● **Problem details**
Reproduce every line of the rows below character for character, omitting the pictures from your copy.

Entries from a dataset

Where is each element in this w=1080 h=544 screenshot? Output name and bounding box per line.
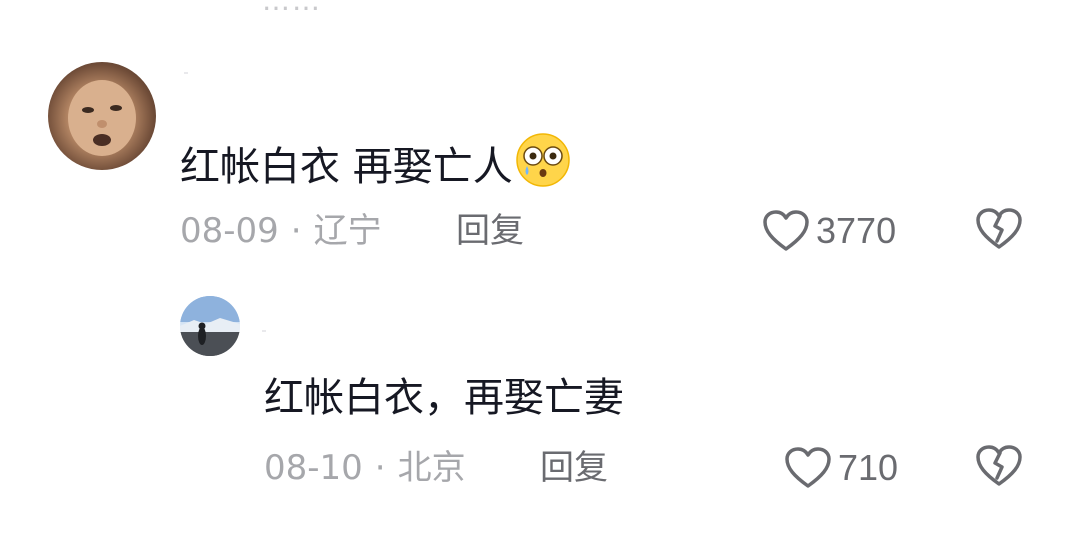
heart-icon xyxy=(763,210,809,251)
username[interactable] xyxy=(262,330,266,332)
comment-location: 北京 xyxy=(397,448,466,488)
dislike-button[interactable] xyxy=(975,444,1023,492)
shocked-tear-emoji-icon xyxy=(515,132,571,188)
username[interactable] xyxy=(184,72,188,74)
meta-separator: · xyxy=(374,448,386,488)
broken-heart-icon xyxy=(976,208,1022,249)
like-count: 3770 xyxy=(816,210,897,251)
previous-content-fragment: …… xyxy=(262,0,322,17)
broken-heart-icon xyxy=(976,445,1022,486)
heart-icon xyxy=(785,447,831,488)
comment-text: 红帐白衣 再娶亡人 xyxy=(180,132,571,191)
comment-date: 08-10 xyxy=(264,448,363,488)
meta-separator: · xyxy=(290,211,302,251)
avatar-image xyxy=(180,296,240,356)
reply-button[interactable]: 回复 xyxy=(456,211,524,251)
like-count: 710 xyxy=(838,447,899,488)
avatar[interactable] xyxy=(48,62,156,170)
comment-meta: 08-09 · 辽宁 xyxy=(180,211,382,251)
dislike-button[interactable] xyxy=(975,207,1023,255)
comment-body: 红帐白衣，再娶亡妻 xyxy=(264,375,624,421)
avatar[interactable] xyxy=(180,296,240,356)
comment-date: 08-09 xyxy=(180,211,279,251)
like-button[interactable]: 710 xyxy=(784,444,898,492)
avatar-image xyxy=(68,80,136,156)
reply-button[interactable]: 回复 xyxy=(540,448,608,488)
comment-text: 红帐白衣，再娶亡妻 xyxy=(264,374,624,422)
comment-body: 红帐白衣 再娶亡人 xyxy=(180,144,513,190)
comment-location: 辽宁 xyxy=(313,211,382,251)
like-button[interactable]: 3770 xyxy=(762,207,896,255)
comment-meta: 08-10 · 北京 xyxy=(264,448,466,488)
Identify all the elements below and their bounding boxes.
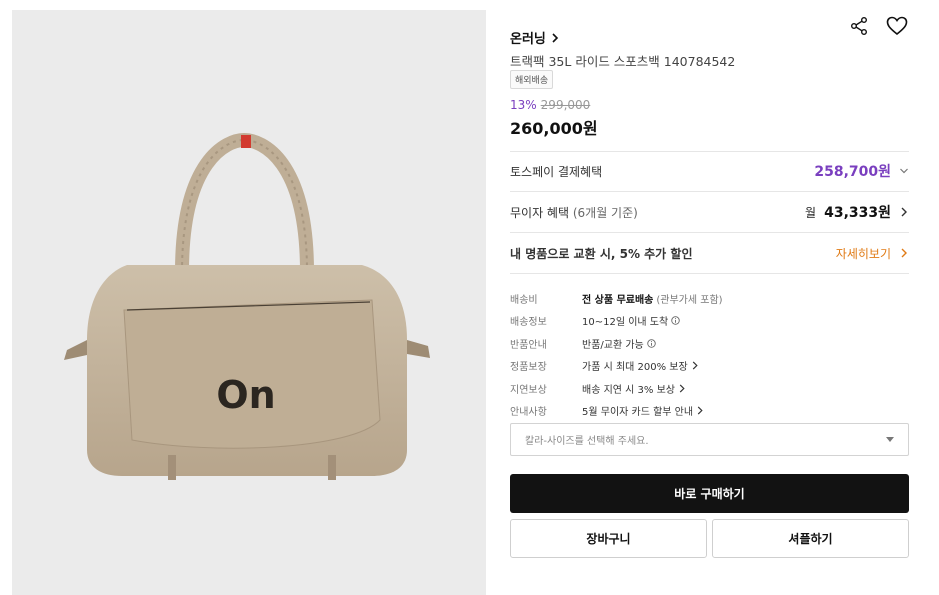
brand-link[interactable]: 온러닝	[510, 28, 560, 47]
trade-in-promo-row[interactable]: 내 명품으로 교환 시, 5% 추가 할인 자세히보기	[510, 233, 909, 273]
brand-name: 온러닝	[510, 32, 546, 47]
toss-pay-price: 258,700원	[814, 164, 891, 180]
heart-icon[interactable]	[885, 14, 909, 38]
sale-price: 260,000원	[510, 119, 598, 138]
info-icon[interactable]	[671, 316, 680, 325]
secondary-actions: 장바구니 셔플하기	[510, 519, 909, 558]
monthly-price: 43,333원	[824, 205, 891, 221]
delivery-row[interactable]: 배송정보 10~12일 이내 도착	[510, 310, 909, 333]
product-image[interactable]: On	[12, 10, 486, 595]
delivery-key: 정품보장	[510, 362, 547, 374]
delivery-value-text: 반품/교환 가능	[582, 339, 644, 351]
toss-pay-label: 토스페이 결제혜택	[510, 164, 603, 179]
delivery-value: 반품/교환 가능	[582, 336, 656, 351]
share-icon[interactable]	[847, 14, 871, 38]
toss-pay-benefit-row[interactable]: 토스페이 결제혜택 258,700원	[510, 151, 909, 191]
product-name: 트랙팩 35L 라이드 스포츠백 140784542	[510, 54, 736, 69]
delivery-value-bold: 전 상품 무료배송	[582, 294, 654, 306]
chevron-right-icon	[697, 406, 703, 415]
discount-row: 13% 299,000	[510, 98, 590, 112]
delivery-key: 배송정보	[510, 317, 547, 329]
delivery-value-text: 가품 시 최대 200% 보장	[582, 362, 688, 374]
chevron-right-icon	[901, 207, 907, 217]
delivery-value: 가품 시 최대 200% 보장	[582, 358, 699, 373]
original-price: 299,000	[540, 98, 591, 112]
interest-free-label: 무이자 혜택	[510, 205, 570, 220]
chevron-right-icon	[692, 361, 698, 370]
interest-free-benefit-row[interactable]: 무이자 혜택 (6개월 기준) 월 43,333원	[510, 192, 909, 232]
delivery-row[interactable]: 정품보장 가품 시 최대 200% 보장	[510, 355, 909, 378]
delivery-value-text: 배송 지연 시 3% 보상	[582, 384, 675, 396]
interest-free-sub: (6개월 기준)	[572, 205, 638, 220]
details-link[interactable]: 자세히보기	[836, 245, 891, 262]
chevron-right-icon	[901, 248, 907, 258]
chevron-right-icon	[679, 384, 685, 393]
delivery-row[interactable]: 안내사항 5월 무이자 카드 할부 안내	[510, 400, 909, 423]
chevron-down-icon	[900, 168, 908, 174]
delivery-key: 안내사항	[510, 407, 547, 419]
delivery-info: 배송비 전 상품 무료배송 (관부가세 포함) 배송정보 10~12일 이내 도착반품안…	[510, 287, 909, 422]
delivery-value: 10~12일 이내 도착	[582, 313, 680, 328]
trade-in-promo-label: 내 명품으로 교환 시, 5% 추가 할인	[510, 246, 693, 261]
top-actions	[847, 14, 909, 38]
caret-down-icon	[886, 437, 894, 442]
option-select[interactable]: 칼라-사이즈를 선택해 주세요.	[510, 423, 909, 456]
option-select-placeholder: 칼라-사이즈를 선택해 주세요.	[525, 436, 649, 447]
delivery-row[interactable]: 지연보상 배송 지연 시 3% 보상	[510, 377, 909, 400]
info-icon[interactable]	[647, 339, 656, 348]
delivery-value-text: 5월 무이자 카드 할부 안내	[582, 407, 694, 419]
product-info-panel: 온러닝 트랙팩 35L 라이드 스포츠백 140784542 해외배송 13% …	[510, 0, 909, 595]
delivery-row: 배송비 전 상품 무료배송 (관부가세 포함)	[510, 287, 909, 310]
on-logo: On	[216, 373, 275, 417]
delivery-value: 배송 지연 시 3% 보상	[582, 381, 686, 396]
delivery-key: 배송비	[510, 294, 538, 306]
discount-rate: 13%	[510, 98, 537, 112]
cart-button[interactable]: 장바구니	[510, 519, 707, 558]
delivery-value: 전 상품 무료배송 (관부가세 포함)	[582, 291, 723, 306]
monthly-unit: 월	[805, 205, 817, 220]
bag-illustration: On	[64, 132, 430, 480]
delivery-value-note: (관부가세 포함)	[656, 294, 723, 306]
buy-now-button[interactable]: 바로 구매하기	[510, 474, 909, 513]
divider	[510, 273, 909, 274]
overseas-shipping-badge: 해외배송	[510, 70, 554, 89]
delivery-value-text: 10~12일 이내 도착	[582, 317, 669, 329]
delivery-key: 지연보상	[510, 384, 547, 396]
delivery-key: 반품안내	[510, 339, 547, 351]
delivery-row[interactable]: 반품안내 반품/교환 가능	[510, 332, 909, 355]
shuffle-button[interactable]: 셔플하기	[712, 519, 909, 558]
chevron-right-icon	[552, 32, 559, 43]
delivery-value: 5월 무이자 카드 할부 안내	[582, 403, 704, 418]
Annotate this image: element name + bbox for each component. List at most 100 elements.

● **Exercise output**
Where is each element in this w=1080 h=544 screenshot? Output name and bounding box per line.
heart-icon xyxy=(763,210,809,251)
username[interactable] xyxy=(262,330,266,332)
comment-location: 北京 xyxy=(397,448,466,488)
dislike-button[interactable] xyxy=(975,444,1023,492)
shocked-tear-emoji-icon xyxy=(515,132,571,188)
username[interactable] xyxy=(184,72,188,74)
meta-separator: · xyxy=(374,448,386,488)
broken-heart-icon xyxy=(976,208,1022,249)
like-count: 3770 xyxy=(816,210,897,251)
previous-content-fragment: …… xyxy=(262,0,322,17)
broken-heart-icon xyxy=(976,445,1022,486)
heart-icon xyxy=(785,447,831,488)
comment-text: 红帐白衣 再娶亡人 xyxy=(180,132,571,191)
comment-date: 08-10 xyxy=(264,448,363,488)
meta-separator: · xyxy=(290,211,302,251)
avatar-image xyxy=(180,296,240,356)
reply-button[interactable]: 回复 xyxy=(456,211,524,251)
like-count: 710 xyxy=(838,447,899,488)
avatar[interactable] xyxy=(48,62,156,170)
comment-meta: 08-09 · 辽宁 xyxy=(180,211,382,251)
dislike-button[interactable] xyxy=(975,207,1023,255)
comment-body: 红帐白衣，再娶亡妻 xyxy=(264,375,624,421)
avatar[interactable] xyxy=(180,296,240,356)
comment-date: 08-09 xyxy=(180,211,279,251)
like-button[interactable]: 710 xyxy=(784,444,898,492)
avatar-image xyxy=(68,80,136,156)
reply-button[interactable]: 回复 xyxy=(540,448,608,488)
comment-text: 红帐白衣，再娶亡妻 xyxy=(264,374,624,422)
comment-body: 红帐白衣 再娶亡人 xyxy=(180,144,513,190)
comment-location: 辽宁 xyxy=(313,211,382,251)
like-button[interactable]: 3770 xyxy=(762,207,896,255)
comment-meta: 08-10 · 北京 xyxy=(264,448,466,488)
Identify all the elements below and their bounding boxes.
brand-link[interactable]: 온러닝	[510, 28, 560, 47]
trade-in-promo-row[interactable]: 내 명품으로 교환 시, 5% 추가 할인 자세히보기	[510, 233, 909, 273]
brand-name: 온러닝	[510, 32, 546, 47]
toss-pay-price: 258,700원	[814, 164, 891, 180]
heart-icon[interactable]	[885, 14, 909, 38]
sale-price: 260,000원	[510, 119, 598, 138]
info-icon[interactable]	[671, 316, 680, 325]
secondary-actions: 장바구니 셔플하기	[510, 519, 909, 558]
monthly-price: 43,333원	[824, 205, 891, 221]
delivery-row[interactable]: 배송정보 10~12일 이내 도착	[510, 310, 909, 333]
product-image[interactable]: On	[12, 10, 486, 595]
delivery-key: 정품보장	[510, 362, 547, 374]
delivery-value-text: 반품/교환 가능	[582, 339, 644, 351]
toss-pay-label: 토스페이 결제혜택	[510, 164, 603, 179]
delivery-value: 반품/교환 가능	[582, 336, 656, 351]
share-icon[interactable]	[847, 14, 871, 38]
toss-pay-benefit-row[interactable]: 토스페이 결제혜택 258,700원	[510, 151, 909, 191]
product-name: 트랙팩 35L 라이드 스포츠백 140784542	[510, 54, 736, 69]
delivery-value-bold: 전 상품 무료배송	[582, 294, 654, 306]
chevron-right-icon	[697, 406, 703, 415]
discount-row: 13% 299,000	[510, 98, 590, 112]
delivery-key: 배송정보	[510, 317, 547, 329]
delivery-value-text: 가품 시 최대 200% 보장	[582, 362, 688, 374]
chevron-right-icon	[901, 207, 907, 217]
delivery-value: 가품 시 최대 200% 보장	[582, 358, 699, 373]
original-price: 299,000	[540, 98, 591, 112]
interest-free-label: 무이자 혜택	[510, 205, 570, 220]
chevron-right-icon	[692, 361, 698, 370]
interest-free-benefit-row[interactable]: 무이자 혜택 (6개월 기준) 월 43,333원	[510, 192, 909, 232]
delivery-row[interactable]: 정품보장 가품 시 최대 200% 보장	[510, 355, 909, 378]
delivery-value-text: 배송 지연 시 3% 보상	[582, 384, 675, 396]
interest-free-sub: (6개월 기준)	[572, 205, 638, 220]
details-link[interactable]: 자세히보기	[836, 245, 891, 262]
chevron-right-icon	[901, 248, 907, 258]
chevron-right-icon	[679, 384, 685, 393]
delivery-row[interactable]: 안내사항 5월 무이자 카드 할부 안내	[510, 400, 909, 423]
chevron-down-icon	[900, 168, 908, 174]
delivery-key: 안내사항	[510, 407, 547, 419]
delivery-info: 배송비 전 상품 무료배송 (관부가세 포함) 배송정보 10~12일 이내 도착반품안…	[510, 287, 909, 422]
delivery-value: 10~12일 이내 도착	[582, 313, 680, 328]
trade-in-promo-label: 내 명품으로 교환 시, 5% 추가 할인	[510, 246, 693, 261]
top-actions	[847, 14, 909, 38]
caret-down-icon	[886, 437, 894, 442]
option-select[interactable]: 칼라-사이즈를 선택해 주세요.	[510, 423, 909, 456]
option-select-placeholder: 칼라-사이즈를 선택해 주세요.	[525, 436, 649, 447]
delivery-row[interactable]: 지연보상 배송 지연 시 3% 보상	[510, 377, 909, 400]
info-icon[interactable]	[647, 339, 656, 348]
delivery-value-text: 5월 무이자 카드 할부 안내	[582, 407, 694, 419]
product-info-panel: 온러닝 트랙팩 35L 라이드 스포츠백 140784542 해외배송 13% …	[510, 0, 909, 595]
delivery-row: 배송비 전 상품 무료배송 (관부가세 포함)	[510, 287, 909, 310]
on-logo: On	[216, 373, 275, 417]
delivery-value: 배송 지연 시 3% 보상	[582, 381, 686, 396]
delivery-key: 배송비	[510, 294, 538, 306]
discount-rate: 13%	[510, 98, 537, 112]
cart-button[interactable]: 장바구니	[510, 519, 707, 558]
delivery-value: 전 상품 무료배송 (관부가세 포함)	[582, 291, 723, 306]
monthly-unit: 월	[805, 205, 817, 220]
bag-illustration: On	[64, 132, 430, 480]
delivery-value-note: (관부가세 포함)	[656, 294, 723, 306]
buy-now-button[interactable]: 바로 구매하기	[510, 474, 909, 513]
divider	[510, 273, 909, 274]
overseas-shipping-badge: 해외배송	[510, 70, 554, 89]
delivery-value-text: 10~12일 이내 도착	[582, 317, 669, 329]
delivery-key: 지연보상	[510, 384, 547, 396]
delivery-key: 반품안내	[510, 339, 547, 351]
delivery-row[interactable]: 반품안내 반품/교환 가능	[510, 332, 909, 355]
shuffle-button[interactable]: 셔플하기	[712, 519, 909, 558]
chevron-right-icon	[552, 32, 559, 43]
delivery-value: 5월 무이자 카드 할부 안내	[582, 403, 704, 418]
Annotate this image: element name + bbox for each component. List at most 100 elements.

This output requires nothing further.